- Given task -
Each line below should be reproduced without any alteration.

- Material for the task -
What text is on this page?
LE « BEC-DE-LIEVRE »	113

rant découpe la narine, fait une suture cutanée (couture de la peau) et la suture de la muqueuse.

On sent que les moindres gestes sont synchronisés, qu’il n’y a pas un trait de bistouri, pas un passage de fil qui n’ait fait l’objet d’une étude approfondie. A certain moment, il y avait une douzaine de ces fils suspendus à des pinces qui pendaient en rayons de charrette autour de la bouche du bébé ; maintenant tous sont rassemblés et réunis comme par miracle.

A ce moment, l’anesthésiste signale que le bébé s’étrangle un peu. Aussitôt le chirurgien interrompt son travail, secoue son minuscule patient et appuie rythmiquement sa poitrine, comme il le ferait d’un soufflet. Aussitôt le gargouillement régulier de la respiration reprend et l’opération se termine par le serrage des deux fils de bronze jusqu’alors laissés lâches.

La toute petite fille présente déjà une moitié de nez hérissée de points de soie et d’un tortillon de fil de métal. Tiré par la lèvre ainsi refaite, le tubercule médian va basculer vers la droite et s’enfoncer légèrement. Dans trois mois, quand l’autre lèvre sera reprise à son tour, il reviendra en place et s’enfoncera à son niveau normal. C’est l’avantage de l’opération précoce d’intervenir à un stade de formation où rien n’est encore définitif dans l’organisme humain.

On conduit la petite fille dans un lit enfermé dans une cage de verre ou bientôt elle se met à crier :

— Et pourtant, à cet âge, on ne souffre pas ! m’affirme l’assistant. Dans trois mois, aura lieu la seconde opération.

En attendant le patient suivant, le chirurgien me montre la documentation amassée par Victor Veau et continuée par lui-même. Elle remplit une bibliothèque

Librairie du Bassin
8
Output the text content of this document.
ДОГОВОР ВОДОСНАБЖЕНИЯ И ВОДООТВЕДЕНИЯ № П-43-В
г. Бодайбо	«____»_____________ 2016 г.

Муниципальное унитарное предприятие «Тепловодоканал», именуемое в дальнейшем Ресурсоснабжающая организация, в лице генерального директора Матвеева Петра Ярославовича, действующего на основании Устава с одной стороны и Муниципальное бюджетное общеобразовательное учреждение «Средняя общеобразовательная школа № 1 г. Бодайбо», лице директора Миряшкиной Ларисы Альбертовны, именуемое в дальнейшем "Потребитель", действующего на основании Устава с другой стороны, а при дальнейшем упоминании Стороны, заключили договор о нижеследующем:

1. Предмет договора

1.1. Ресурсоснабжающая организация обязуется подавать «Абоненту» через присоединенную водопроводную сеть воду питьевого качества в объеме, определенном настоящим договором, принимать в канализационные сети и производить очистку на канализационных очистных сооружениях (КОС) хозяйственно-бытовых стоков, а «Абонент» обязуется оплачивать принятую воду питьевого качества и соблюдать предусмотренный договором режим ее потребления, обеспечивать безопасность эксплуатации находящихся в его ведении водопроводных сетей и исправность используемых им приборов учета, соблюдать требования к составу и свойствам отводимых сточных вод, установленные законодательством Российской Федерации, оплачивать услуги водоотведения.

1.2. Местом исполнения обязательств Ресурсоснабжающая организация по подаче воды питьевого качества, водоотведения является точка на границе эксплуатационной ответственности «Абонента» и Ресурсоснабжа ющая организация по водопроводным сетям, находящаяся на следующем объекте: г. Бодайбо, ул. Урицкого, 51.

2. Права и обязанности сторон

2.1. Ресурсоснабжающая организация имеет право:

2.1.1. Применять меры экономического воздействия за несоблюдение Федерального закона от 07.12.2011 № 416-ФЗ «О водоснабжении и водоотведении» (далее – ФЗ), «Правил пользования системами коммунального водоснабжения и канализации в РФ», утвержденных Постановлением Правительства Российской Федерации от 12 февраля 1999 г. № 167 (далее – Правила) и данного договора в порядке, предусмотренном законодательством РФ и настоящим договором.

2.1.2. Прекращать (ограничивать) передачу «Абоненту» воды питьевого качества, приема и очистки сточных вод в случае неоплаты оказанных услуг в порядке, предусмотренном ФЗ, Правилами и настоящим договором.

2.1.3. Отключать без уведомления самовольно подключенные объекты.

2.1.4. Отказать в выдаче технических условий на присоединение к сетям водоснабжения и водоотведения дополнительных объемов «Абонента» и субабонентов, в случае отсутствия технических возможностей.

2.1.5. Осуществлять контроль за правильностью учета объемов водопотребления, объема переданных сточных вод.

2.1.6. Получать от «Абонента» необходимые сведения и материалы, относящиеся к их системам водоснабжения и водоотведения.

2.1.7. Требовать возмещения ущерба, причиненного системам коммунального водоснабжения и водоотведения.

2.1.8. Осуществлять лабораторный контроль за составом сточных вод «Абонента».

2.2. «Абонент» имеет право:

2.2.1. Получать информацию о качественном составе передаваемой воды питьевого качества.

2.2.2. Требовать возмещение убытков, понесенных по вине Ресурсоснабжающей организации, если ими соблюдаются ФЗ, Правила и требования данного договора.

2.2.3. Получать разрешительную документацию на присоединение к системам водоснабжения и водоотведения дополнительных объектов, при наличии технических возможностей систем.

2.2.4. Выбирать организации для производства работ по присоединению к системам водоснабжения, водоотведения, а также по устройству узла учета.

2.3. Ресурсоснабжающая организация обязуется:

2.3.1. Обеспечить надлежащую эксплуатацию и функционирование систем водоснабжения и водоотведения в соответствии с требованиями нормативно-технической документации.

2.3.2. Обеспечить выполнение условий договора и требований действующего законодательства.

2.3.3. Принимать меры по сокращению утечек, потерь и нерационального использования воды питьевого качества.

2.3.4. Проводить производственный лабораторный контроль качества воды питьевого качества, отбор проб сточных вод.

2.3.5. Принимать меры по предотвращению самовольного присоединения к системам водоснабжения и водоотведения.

- Response below -
What text is on this page?
LE « BEC-DE-LIEVRE »	113

rant découpe la narine, fait une suture cutanée (couture de la peau) et la suture de la muqueuse.

On sent que les moindres gestes sont synchronisés, qu’il n’y a pas un trait de bistouri, pas un passage de fil qui n’ait fait l’objet d’une étude approfondie. A certain moment, il y avait une douzaine de ces fils suspendus à des pinces qui pendaient en rayons de charrette autour de la bouche du bébé ; maintenant tous sont rassemblés et réunis comme par miracle.

A ce moment, l’anesthésiste signale que le bébé s’étrangle un peu. Aussitôt le chirurgien interrompt son travail, secoue son minuscule patient et appuie rythmiquement sa poitrine, comme il le ferait d’un soufflet. Aussitôt le gargouillement régulier de la respiration reprend et l’opération se termine par le serrage des deux fils de bronze jusqu’alors laissés lâches.

La toute petite fille présente déjà une moitié de nez hérissée de points de soie et d’un tortillon de fil de métal. Tiré par la lèvre ainsi refaite, le tubercule médian va basculer vers la droite et s’enfoncer légèrement. Dans trois mois, quand l’autre lèvre sera reprise à son tour, il reviendra en place et s’enfoncera à son niveau normal. C’est l’avantage de l’opération précoce d’intervenir à un stade de formation où rien n’est encore définitif dans l’organisme humain.

On conduit la petite fille dans un lit enfermé dans une cage de verre ou bientôt elle se met à crier :

— Et pourtant, à cet âge, on ne souffre pas ! m’affirme l’assistant. Dans trois mois, aura lieu la seconde opération.

En attendant le patient suivant, le chirurgien me montre la documentation amassée par Victor Veau et continuée par lui-même. Elle remplit une bibliothèque

Librairie du Bassin
8
Output the text content of this document.
ДОГОВОР ВОДОСНАБЖЕНИЯ И ВОДООТВЕДЕНИЯ № П-43-В
г. Бодайбо	«____»_____________ 2016 г.

Муниципальное унитарное предприятие «Тепловодоканал», именуемое в дальнейшем Ресурсоснабжающая организация, в лице генерального директора Матвеева Петра Ярославовича, действующего на основании Устава с одной стороны и Муниципальное бюджетное общеобразовательное учреждение «Средняя общеобразовательная школа № 1 г. Бодайбо», лице директора Миряшкиной Ларисы Альбертовны, именуемое в дальнейшем "Потребитель", действующего на основании Устава с другой стороны, а при дальнейшем упоминании Стороны, заключили договор о нижеследующем:

1. Предмет договора

1.1. Ресурсоснабжающая организация обязуется подавать «Абоненту» через присоединенную водопроводную сеть воду питьевого качества в объеме, определенном настоящим договором, принимать в канализационные сети и производить очистку на канализационных очистных сооружениях (КОС) хозяйственно-бытовых стоков, а «Абонент» обязуется оплачивать принятую воду питьевого качества и соблюдать предусмотренный договором режим ее потребления, обеспечивать безопасность эксплуатации находящихся в его ведении водопроводных сетей и исправность используемых им приборов учета, соблюдать требования к составу и свойствам отводимых сточных вод, установленные законодательством Российской Федерации, оплачивать услуги водоотведения.

1.2. Местом исполнения обязательств Ресурсоснабжающая организация по подаче воды питьевого качества, водоотведения является точка на границе эксплуатационной ответственности «Абонента» и Ресурсоснабжа ющая организация по водопроводным сетям, находящаяся на следующем объекте: г. Бодайбо, ул. Урицкого, 51.

2. Права и обязанности сторон

2.1. Ресурсоснабжающая организация имеет право:

2.1.1. Применять меры экономического воздействия за несоблюдение Федерального закона от 07.12.2011 № 416-ФЗ «О водоснабжении и водоотведении» (далее – ФЗ), «Правил пользования системами коммунального водоснабжения и канализации в РФ», утвержденных Постановлением Правительства Российской Федерации от 12 февраля 1999 г. № 167 (далее – Правила) и данного договора в порядке, предусмотренном законодательством РФ и настоящим договором.

2.1.2. Прекращать (ограничивать) передачу «Абоненту» воды питьевого качества, приема и очистки сточных вод в случае неоплаты оказанных услуг в порядке, предусмотренном ФЗ, Правилами и настоящим договором.

2.1.3. Отключать без уведомления самовольно подключенные объекты.

2.1.4. Отказать в выдаче технических условий на присоединение к сетям водоснабжения и водоотведения дополнительных объемов «Абонента» и субабонентов, в случае отсутствия технических возможностей.

2.1.5. Осуществлять контроль за правильностью учета объемов водопотребления, объема переданных сточных вод.

2.1.6. Получать от «Абонента» необходимые сведения и материалы, относящиеся к их системам водоснабжения и водоотведения.

2.1.7. Требовать возмещения ущерба, причиненного системам коммунального водоснабжения и водоотведения.

2.1.8. Осуществлять лабораторный контроль за составом сточных вод «Абонента».

2.2. «Абонент» имеет право:

2.2.1. Получать информацию о качественном составе передаваемой воды питьевого качества.

2.2.2. Требовать возмещение убытков, понесенных по вине Ресурсоснабжающей организации, если ими соблюдаются ФЗ, Правила и требования данного договора.

2.2.3. Получать разрешительную документацию на присоединение к системам водоснабжения и водоотведения дополнительных объектов, при наличии технических возможностей систем.

2.2.4. Выбирать организации для производства работ по присоединению к системам водоснабжения, водоотведения, а также по устройству узла учета.

2.3. Ресурсоснабжающая организация обязуется:

2.3.1. Обеспечить надлежащую эксплуатацию и функционирование систем водоснабжения и водоотведения в соответствии с требованиями нормативно-технической документации.

2.3.2. Обеспечить выполнение условий договора и требований действующего законодательства.

2.3.3. Принимать меры по сокращению утечек, потерь и нерационального использования воды питьевого качества.

2.3.4. Проводить производственный лабораторный контроль качества воды питьевого качества, отбор проб сточных вод.

2.3.5. Принимать меры по предотвращению самовольного присоединения к системам водоснабжения и водоотведения.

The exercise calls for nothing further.